> Written instruction
Copy the data precisely, character for character, and leave out every picture.

--

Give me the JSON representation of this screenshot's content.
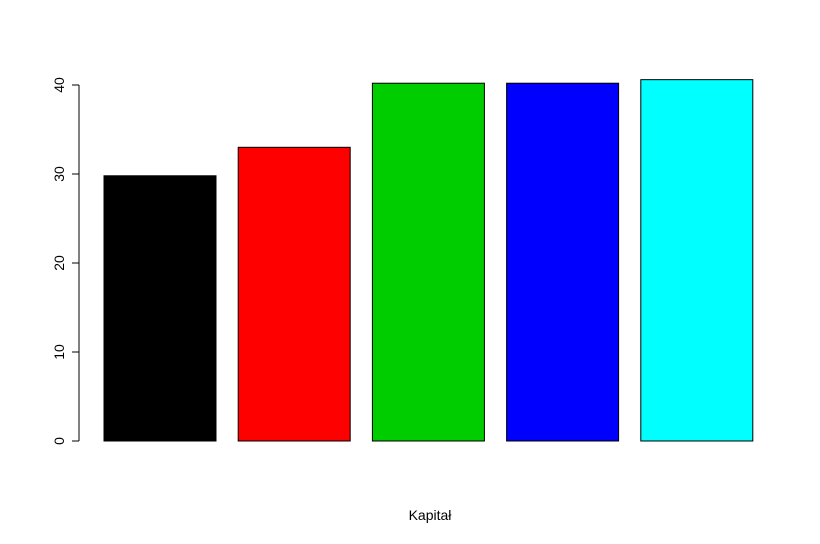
{
  "chart_data": {
    "type": "bar",
    "xlabel": "Kapitał",
    "ylabel": "",
    "ylim": [
      0,
      40
    ],
    "yticks": [
      0,
      10,
      20,
      30,
      40
    ],
    "grid": false,
    "values": [
      29.8,
      33.0,
      40.2,
      40.2,
      40.6
    ],
    "colors": [
      "#000000",
      "#ff0000",
      "#00cd00",
      "#0000ff",
      "#00ffff"
    ]
  }
}
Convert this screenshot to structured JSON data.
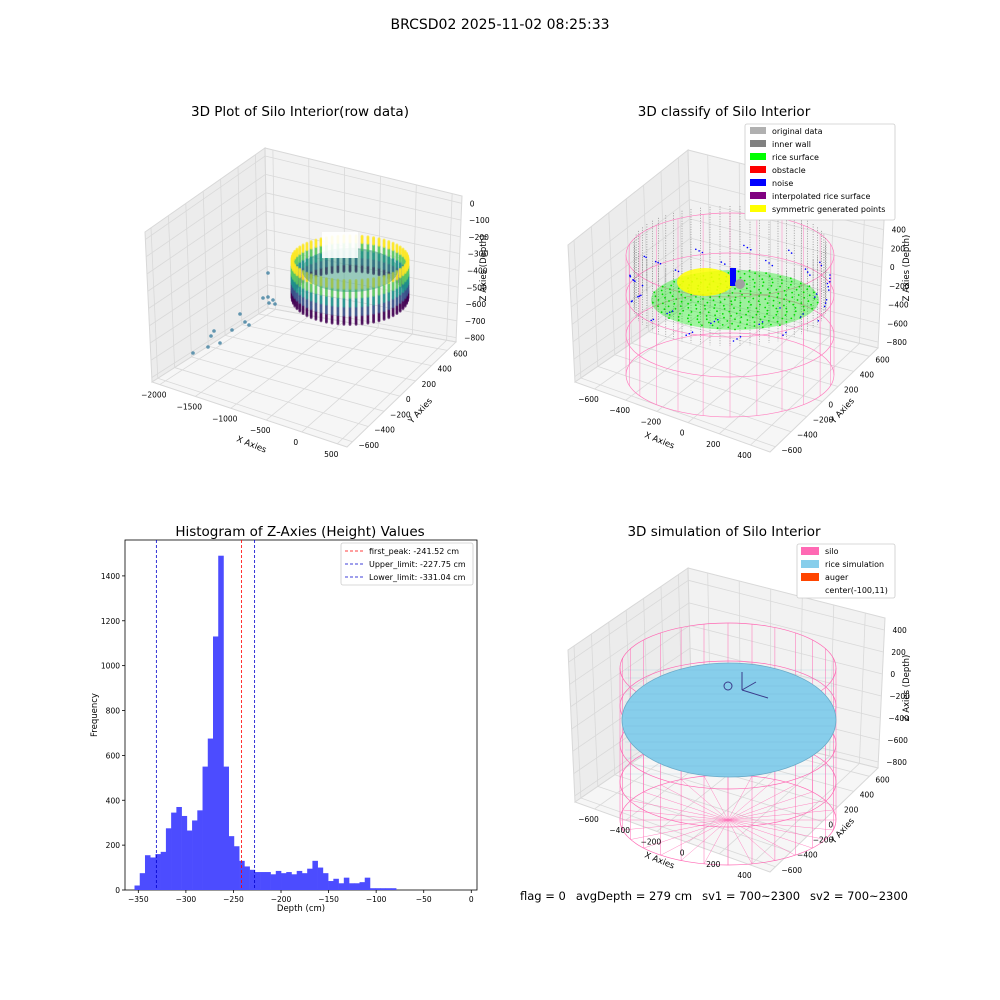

--

> The completed task
Give me the JSON representation of this screenshot's content.
{
  "chart_data": {
    "type": "bar",
    "xlabel": "Kapitał",
    "ylabel": "",
    "ylim": [
      0,
      40
    ],
    "yticks": [
      0,
      10,
      20,
      30,
      40
    ],
    "grid": false,
    "values": [
      29.8,
      33.0,
      40.2,
      40.2,
      40.6
    ],
    "colors": [
      "#000000",
      "#ff0000",
      "#00cd00",
      "#0000ff",
      "#00ffff"
    ]
  }
}
Convert this screenshot to structured JSON data.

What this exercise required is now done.